--- start GIVEN RECORDS ---

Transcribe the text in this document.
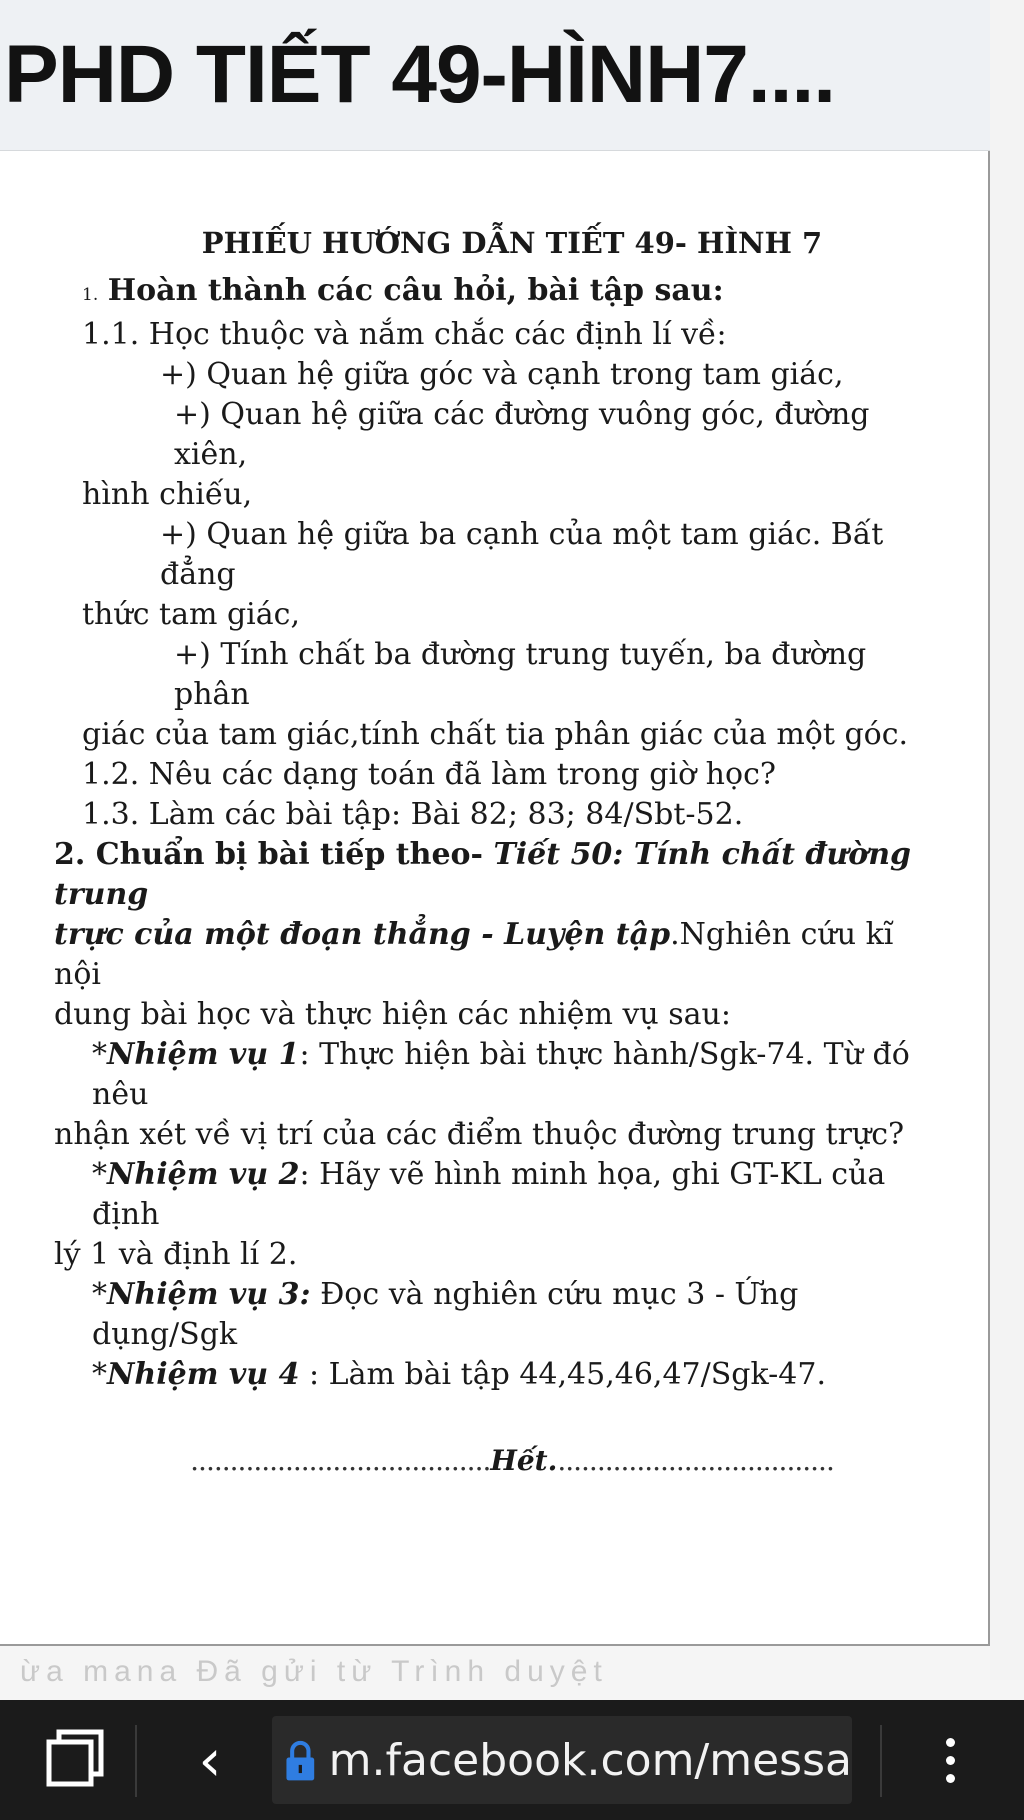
PHD TIẾT 49-HÌNH7....
PHIẾU HƯỚNG DẪN TIẾT 49- HÌNH 7

1. Hoàn thành các câu hỏi, bài tập sau:

1.1. Học thuộc và nắm chắc các định lí về:

+) Quan hệ giữa góc và cạnh trong tam giác,

+) Quan hệ giữa các đường vuông góc, đường xiên,

hình chiếu,

+) Quan hệ giữa ba cạnh của một tam giác. Bất đẳng

thức tam giác,

+) Tính chất ba đường trung tuyến, ba đường phân

giác của tam giác,tính chất tia phân giác của một góc.

1.2. Nêu các dạng toán đã làm trong giờ học?

1.3. Làm các bài tập: Bài 82; 83; 84/Sbt-52.

2. Chuẩn bị bài tiếp theo- Tiết 50: Tính chất đường trung

trực của một đoạn thẳng - Luyện tập.Nghiên cứu kĩ nội

dung bài học và thực hiện các nhiệm vụ sau:

*Nhiệm vụ 1: Thực hiện bài thực hành/Sgk-74. Từ đó nêu

nhận xét về vị trí của các điểm thuộc đường trung trực?

*Nhiệm vụ 2: Hãy vẽ hình minh họa, ghi GT-KL của định

lý 1 và định lí 2.

*Nhiệm vụ 3: Đọc và nghiên cứu mục 3 - Ứng dụng/Sgk

*Nhiệm vụ 4 : Làm bài tập 44,45,46,47/Sgk-47.

......................................Hết....................................
ừa mana Đã gửi từ Trình duyệt
‹	m.facebook.com/messa
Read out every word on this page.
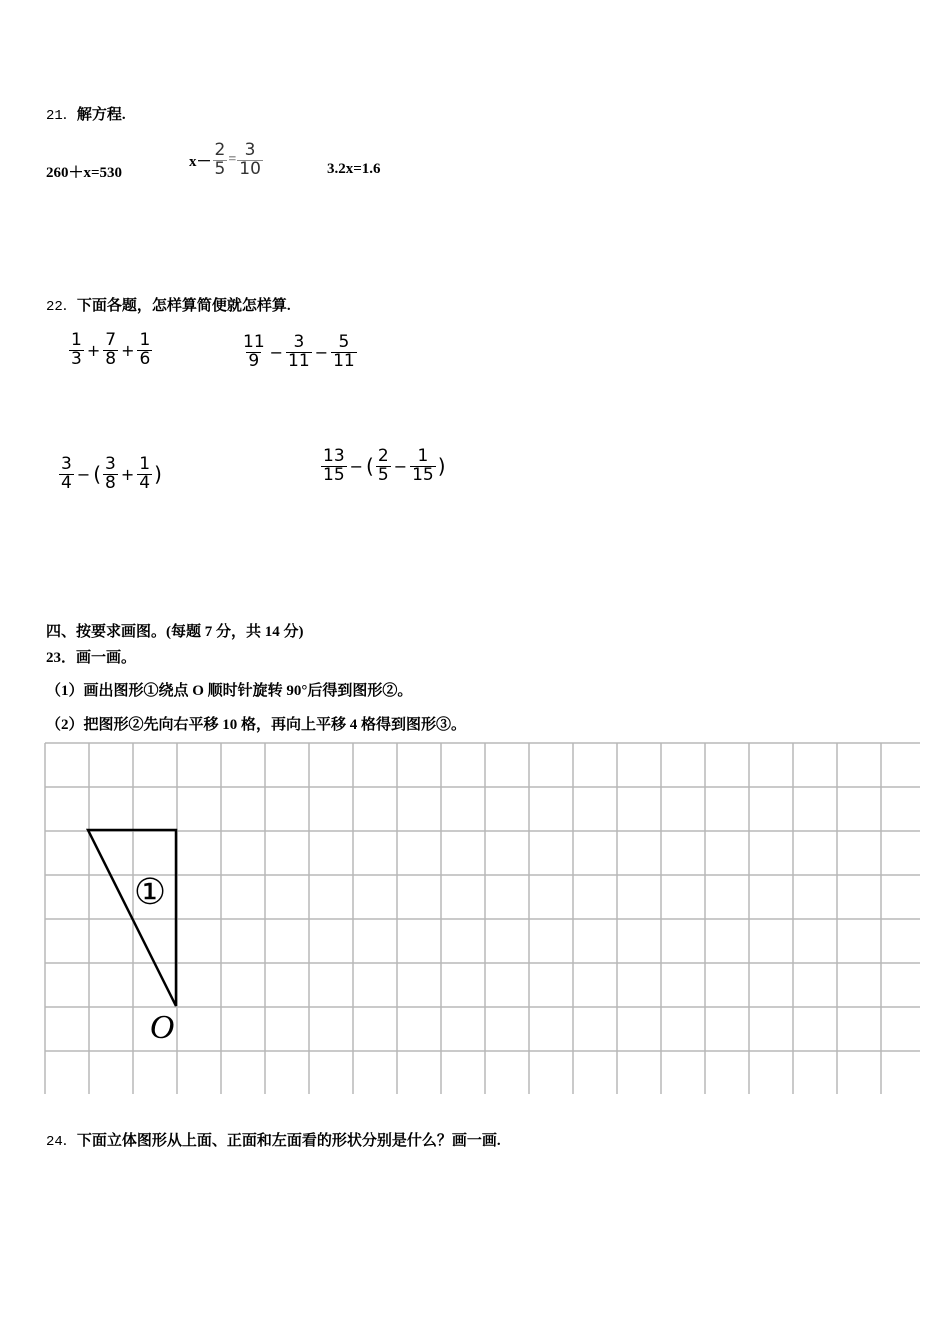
21．解方程.
260＋x=530
$x- \frac{2}{5} = \frac{3}{10}$	3.2x=1.6
22．下面各题，怎样算简便就怎样算.
$\frac{1}{3} + \frac{7}{8} + \frac{1}{6}$	$\frac{11}{9} - \frac{3}{11} - \frac{5}{11}$
$\frac{3}{4}$ − ( $\frac{3}{8} + \frac{1}{4}$ )	$\frac{13}{15}$ − ( $\frac{2}{5} - \frac{1}{15}$ )
四、按要求画图。(每题 7 分，共 14 分)
23．画一画。
（1）画出图形①绕点 O 顺时针旋转 90°后得到图形②。
（2）把图形②先向右平移 10 格，再向上平移 4 格得到图形③。
①
O
24．下面立体图形从上面、正面和左面看的形状分别是什么？画一画.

--- end GIVEN RECORDS ---

GIVEN INSTRUCTION: The material above must be printed exactly, with its pictures left out.

FULL SOLUTION:
Transcribe the text in this document.
PHD TIẾT 49-HÌNH7....
PHIẾU HƯỚNG DẪN TIẾT 49- HÌNH 7

1. Hoàn thành các câu hỏi, bài tập sau:

1.1. Học thuộc và nắm chắc các định lí về:

+) Quan hệ giữa góc và cạnh trong tam giác,

+) Quan hệ giữa các đường vuông góc, đường xiên,

hình chiếu,

+) Quan hệ giữa ba cạnh của một tam giác. Bất đẳng

thức tam giác,

+) Tính chất ba đường trung tuyến, ba đường phân

giác của tam giác,tính chất tia phân giác của một góc.

1.2. Nêu các dạng toán đã làm trong giờ học?

1.3. Làm các bài tập: Bài 82; 83; 84/Sbt-52.

2. Chuẩn bị bài tiếp theo- Tiết 50: Tính chất đường trung

trực của một đoạn thẳng - Luyện tập.Nghiên cứu kĩ nội

dung bài học và thực hiện các nhiệm vụ sau:

*Nhiệm vụ 1: Thực hiện bài thực hành/Sgk-74. Từ đó nêu

nhận xét về vị trí của các điểm thuộc đường trung trực?

*Nhiệm vụ 2: Hãy vẽ hình minh họa, ghi GT-KL của định

lý 1 và định lí 2.

*Nhiệm vụ 3: Đọc và nghiên cứu mục 3 - Ứng dụng/Sgk

*Nhiệm vụ 4 : Làm bài tập 44,45,46,47/Sgk-47.

......................................Hết....................................
ừa mana Đã gửi từ Trình duyệt
‹	m.facebook.com/messa
Read out every word on this page.
21．解方程.
260＋x=530
$x- \frac{2}{5} = \frac{3}{10}$	3.2x=1.6
22．下面各题，怎样算简便就怎样算.
$\frac{1}{3} + \frac{7}{8} + \frac{1}{6}$	$\frac{11}{9} - \frac{3}{11} - \frac{5}{11}$
$\frac{3}{4}$ − ( $\frac{3}{8} + \frac{1}{4}$ )	$\frac{13}{15}$ − ( $\frac{2}{5} - \frac{1}{15}$ )
四、按要求画图。(每题 7 分，共 14 分)
23．画一画。
（1）画出图形①绕点 O 顺时针旋转 90°后得到图形②。
（2）把图形②先向右平移 10 格，再向上平移 4 格得到图形③。
①
O
24．下面立体图形从上面、正面和左面看的形状分别是什么？画一画.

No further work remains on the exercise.